Directions for this task —
Output every entry exactly as given.

(Data excerpts)
/---

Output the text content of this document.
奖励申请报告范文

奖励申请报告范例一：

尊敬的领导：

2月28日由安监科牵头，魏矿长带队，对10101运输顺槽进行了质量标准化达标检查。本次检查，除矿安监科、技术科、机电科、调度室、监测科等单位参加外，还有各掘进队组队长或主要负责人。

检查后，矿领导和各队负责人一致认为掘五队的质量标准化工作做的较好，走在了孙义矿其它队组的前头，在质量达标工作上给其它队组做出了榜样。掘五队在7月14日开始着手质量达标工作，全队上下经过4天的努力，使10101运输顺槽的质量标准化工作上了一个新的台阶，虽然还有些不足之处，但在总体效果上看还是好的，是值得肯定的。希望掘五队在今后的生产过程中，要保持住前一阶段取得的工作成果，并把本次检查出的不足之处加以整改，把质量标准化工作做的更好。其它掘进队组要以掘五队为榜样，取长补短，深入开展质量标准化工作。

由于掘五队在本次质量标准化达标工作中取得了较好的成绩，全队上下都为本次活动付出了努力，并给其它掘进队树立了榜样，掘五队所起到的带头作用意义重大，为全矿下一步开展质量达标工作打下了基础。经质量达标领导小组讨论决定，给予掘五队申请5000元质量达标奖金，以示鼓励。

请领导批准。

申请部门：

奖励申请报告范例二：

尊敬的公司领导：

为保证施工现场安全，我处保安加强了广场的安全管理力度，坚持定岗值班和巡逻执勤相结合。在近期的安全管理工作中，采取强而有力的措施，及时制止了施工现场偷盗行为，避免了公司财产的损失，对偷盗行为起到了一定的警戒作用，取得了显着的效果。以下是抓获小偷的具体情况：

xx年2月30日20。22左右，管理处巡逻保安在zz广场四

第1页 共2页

\---

Output —
Output the text content of this document.
奖励申请报告范文

奖励申请报告范例一：

尊敬的领导：

2月28日由安监科牵头，魏矿长带队，对10101运输顺槽进行了质量标准化达标检查。本次检查，除矿安监科、技术科、机电科、调度室、监测科等单位参加外，还有各掘进队组队长或主要负责人。

检查后，矿领导和各队负责人一致认为掘五队的质量标准化工作做的较好，走在了孙义矿其它队组的前头，在质量达标工作上给其它队组做出了榜样。掘五队在7月14日开始着手质量达标工作，全队上下经过4天的努力，使10101运输顺槽的质量标准化工作上了一个新的台阶，虽然还有些不足之处，但在总体效果上看还是好的，是值得肯定的。希望掘五队在今后的生产过程中，要保持住前一阶段取得的工作成果，并把本次检查出的不足之处加以整改，把质量标准化工作做的更好。其它掘进队组要以掘五队为榜样，取长补短，深入开展质量标准化工作。

由于掘五队在本次质量标准化达标工作中取得了较好的成绩，全队上下都为本次活动付出了努力，并给其它掘进队树立了榜样，掘五队所起到的带头作用意义重大，为全矿下一步开展质量达标工作打下了基础。经质量达标领导小组讨论决定，给予掘五队申请5000元质量达标奖金，以示鼓励。

请领导批准。

申请部门：

奖励申请报告范例二：

尊敬的公司领导：

为保证施工现场安全，我处保安加强了广场的安全管理力度，坚持定岗值班和巡逻执勤相结合。在近期的安全管理工作中，采取强而有力的措施，及时制止了施工现场偷盗行为，避免了公司财产的损失，对偷盗行为起到了一定的警戒作用，取得了显着的效果。以下是抓获小偷的具体情况：

xx年2月30日20。22左右，管理处巡逻保安在zz广场四

第1页 共2页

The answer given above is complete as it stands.